Excerpts from a layout annotation set
________________________

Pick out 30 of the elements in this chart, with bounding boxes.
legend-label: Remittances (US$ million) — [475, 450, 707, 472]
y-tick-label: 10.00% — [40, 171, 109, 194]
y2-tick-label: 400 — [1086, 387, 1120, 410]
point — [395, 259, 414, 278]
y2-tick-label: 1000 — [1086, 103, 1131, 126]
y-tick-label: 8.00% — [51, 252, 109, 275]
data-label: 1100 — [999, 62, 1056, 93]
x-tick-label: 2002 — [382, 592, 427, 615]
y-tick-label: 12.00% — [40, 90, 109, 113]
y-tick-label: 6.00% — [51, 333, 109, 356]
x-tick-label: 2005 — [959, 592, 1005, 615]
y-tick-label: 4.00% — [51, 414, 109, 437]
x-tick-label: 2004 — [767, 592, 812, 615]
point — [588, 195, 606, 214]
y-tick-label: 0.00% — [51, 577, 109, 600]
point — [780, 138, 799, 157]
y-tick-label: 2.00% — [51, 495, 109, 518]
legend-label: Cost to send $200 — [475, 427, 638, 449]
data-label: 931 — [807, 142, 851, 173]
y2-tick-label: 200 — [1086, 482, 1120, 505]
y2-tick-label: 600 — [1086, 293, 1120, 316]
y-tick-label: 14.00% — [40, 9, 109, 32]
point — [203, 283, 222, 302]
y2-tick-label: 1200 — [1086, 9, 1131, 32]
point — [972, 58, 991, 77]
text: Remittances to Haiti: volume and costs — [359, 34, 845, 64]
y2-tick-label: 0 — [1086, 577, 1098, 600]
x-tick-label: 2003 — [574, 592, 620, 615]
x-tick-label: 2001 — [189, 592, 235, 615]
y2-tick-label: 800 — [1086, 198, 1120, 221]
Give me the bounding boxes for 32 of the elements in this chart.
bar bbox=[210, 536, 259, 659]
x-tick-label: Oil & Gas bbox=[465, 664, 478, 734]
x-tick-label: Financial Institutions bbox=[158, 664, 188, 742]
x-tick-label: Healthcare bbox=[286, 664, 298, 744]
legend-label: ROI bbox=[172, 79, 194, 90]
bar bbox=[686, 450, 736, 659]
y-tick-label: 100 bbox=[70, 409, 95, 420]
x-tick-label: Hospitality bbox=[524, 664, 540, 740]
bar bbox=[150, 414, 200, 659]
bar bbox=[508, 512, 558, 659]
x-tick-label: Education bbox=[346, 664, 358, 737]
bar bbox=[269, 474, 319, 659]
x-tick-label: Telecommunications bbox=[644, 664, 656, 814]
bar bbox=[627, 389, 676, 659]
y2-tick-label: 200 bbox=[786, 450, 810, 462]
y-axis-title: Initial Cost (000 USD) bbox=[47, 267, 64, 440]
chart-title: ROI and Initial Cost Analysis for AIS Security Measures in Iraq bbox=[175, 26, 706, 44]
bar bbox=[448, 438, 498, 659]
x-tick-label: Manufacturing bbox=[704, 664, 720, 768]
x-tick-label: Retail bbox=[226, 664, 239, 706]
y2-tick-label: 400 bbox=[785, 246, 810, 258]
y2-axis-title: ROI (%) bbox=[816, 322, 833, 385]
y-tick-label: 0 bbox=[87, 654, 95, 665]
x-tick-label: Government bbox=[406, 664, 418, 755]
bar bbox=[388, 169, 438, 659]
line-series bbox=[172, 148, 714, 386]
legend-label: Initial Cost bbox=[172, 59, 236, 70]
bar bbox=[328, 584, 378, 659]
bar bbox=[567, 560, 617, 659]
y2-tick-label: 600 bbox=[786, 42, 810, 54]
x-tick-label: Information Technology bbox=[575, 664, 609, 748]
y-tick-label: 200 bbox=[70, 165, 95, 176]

________________________

▸ **DIRECTIONS FOR THIS TASK**: Reproduce every line of the items above verbatim, with nothing altered, added, or omitted.

▸ **EXERCISE RESPONSE**:
Pick out 30 of the elements in this chart, with bounding boxes.
legend-label: Remittances (US$ million) — [475, 450, 707, 472]
y-tick-label: 10.00% — [40, 171, 109, 194]
y2-tick-label: 400 — [1086, 387, 1120, 410]
point — [395, 259, 414, 278]
y2-tick-label: 1000 — [1086, 103, 1131, 126]
y-tick-label: 8.00% — [51, 252, 109, 275]
data-label: 1100 — [999, 62, 1056, 93]
x-tick-label: 2002 — [382, 592, 427, 615]
y-tick-label: 12.00% — [40, 90, 109, 113]
y-tick-label: 6.00% — [51, 333, 109, 356]
x-tick-label: 2005 — [959, 592, 1005, 615]
y-tick-label: 4.00% — [51, 414, 109, 437]
x-tick-label: 2004 — [767, 592, 812, 615]
point — [588, 195, 606, 214]
y-tick-label: 0.00% — [51, 577, 109, 600]
point — [780, 138, 799, 157]
y-tick-label: 2.00% — [51, 495, 109, 518]
legend-label: Cost to send $200 — [475, 427, 638, 449]
data-label: 931 — [807, 142, 851, 173]
y2-tick-label: 200 — [1086, 482, 1120, 505]
y2-tick-label: 600 — [1086, 293, 1120, 316]
y-tick-label: 14.00% — [40, 9, 109, 32]
point — [203, 283, 222, 302]
y2-tick-label: 1200 — [1086, 9, 1131, 32]
point — [972, 58, 991, 77]
text: Remittances to Haiti: volume and costs — [359, 34, 845, 64]
y2-tick-label: 0 — [1086, 577, 1098, 600]
x-tick-label: 2003 — [574, 592, 620, 615]
x-tick-label: 2001 — [189, 592, 235, 615]
y2-tick-label: 800 — [1086, 198, 1120, 221]
Give me the bounding boxes for 32 of the elements in this chart.
bar bbox=[210, 536, 259, 659]
x-tick-label: Oil & Gas bbox=[465, 664, 478, 734]
x-tick-label: Financial Institutions bbox=[158, 664, 188, 742]
x-tick-label: Healthcare bbox=[286, 664, 298, 744]
legend-label: ROI bbox=[172, 79, 194, 90]
bar bbox=[686, 450, 736, 659]
y-tick-label: 100 bbox=[70, 409, 95, 420]
x-tick-label: Hospitality bbox=[524, 664, 540, 740]
bar bbox=[150, 414, 200, 659]
bar bbox=[508, 512, 558, 659]
x-tick-label: Education bbox=[346, 664, 358, 737]
bar bbox=[269, 474, 319, 659]
x-tick-label: Telecommunications bbox=[644, 664, 656, 814]
bar bbox=[627, 389, 676, 659]
y2-tick-label: 200 bbox=[786, 450, 810, 462]
y-axis-title: Initial Cost (000 USD) bbox=[47, 267, 64, 440]
chart-title: ROI and Initial Cost Analysis for AIS Security Measures in Iraq bbox=[175, 26, 706, 44]
bar bbox=[448, 438, 498, 659]
x-tick-label: Manufacturing bbox=[704, 664, 720, 768]
x-tick-label: Retail bbox=[226, 664, 239, 706]
y2-tick-label: 400 bbox=[785, 246, 810, 258]
y2-axis-title: ROI (%) bbox=[816, 322, 833, 385]
y-tick-label: 0 bbox=[87, 654, 95, 665]
x-tick-label: Government bbox=[406, 664, 418, 755]
bar bbox=[388, 169, 438, 659]
line-series bbox=[172, 148, 714, 386]
legend-label: Initial Cost bbox=[172, 59, 236, 70]
bar bbox=[328, 584, 378, 659]
bar bbox=[567, 560, 617, 659]
y2-tick-label: 600 bbox=[786, 42, 810, 54]
x-tick-label: Information Technology bbox=[575, 664, 609, 748]
y-tick-label: 200 bbox=[70, 165, 95, 176]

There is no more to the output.